> [TASK TO COMPLETE]
The records below must be duplicated exactly, character for character.
+++ EXERCISE MATERIALS
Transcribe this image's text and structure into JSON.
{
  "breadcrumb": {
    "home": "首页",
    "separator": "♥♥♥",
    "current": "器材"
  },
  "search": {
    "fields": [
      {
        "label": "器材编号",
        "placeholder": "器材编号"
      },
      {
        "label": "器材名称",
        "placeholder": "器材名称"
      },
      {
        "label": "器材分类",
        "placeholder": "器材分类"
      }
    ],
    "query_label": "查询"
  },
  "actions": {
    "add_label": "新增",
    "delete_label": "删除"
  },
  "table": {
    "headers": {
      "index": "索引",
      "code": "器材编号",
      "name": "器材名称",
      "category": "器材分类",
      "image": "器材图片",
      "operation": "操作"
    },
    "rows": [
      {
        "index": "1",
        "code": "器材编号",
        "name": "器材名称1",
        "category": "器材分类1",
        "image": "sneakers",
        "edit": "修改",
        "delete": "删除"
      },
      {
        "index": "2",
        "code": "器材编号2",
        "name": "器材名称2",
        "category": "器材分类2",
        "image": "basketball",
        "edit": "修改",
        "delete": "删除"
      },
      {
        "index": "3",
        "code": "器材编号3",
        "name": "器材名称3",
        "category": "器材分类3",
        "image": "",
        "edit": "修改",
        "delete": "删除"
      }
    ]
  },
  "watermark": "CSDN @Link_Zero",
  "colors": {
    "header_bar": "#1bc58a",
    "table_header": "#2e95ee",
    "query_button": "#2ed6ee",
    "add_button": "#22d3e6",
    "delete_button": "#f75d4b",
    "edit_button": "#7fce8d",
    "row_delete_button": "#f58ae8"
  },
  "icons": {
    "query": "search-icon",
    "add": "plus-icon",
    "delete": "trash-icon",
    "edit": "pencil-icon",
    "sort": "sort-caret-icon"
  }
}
++++++
> [SOLUTION TO THIS PROBLEM]
Transcribe this image's text and structure into JSON.
{
  "breadcrumb": {
    "home": "首页",
    "separator": "♥♥♥",
    "current": "器材"
  },
  "search": {
    "fields": [
      {
        "label": "器材编号",
        "placeholder": "器材编号"
      },
      {
        "label": "器材名称",
        "placeholder": "器材名称"
      },
      {
        "label": "器材分类",
        "placeholder": "器材分类"
      }
    ],
    "query_label": "查询"
  },
  "actions": {
    "add_label": "新增",
    "delete_label": "删除"
  },
  "table": {
    "headers": {
      "index": "索引",
      "code": "器材编号",
      "name": "器材名称",
      "category": "器材分类",
      "image": "器材图片",
      "operation": "操作"
    },
    "rows": [
      {
        "index": "1",
        "code": "器材编号",
        "name": "器材名称1",
        "category": "器材分类1",
        "image": "sneakers",
        "edit": "修改",
        "delete": "删除"
      },
      {
        "index": "2",
        "code": "器材编号2",
        "name": "器材名称2",
        "category": "器材分类2",
        "image": "basketball",
        "edit": "修改",
        "delete": "删除"
      },
      {
        "index": "3",
        "code": "器材编号3",
        "name": "器材名称3",
        "category": "器材分类3",
        "image": "",
        "edit": "修改",
        "delete": "删除"
      }
    ]
  },
  "watermark": "CSDN @Link_Zero",
  "colors": {
    "header_bar": "#1bc58a",
    "table_header": "#2e95ee",
    "query_button": "#2ed6ee",
    "add_button": "#22d3e6",
    "delete_button": "#f75d4b",
    "edit_button": "#7fce8d",
    "row_delete_button": "#f58ae8"
  },
  "icons": {
    "query": "search-icon",
    "add": "plus-icon",
    "delete": "trash-icon",
    "edit": "pencil-icon",
    "sort": "sort-caret-icon"
  }
}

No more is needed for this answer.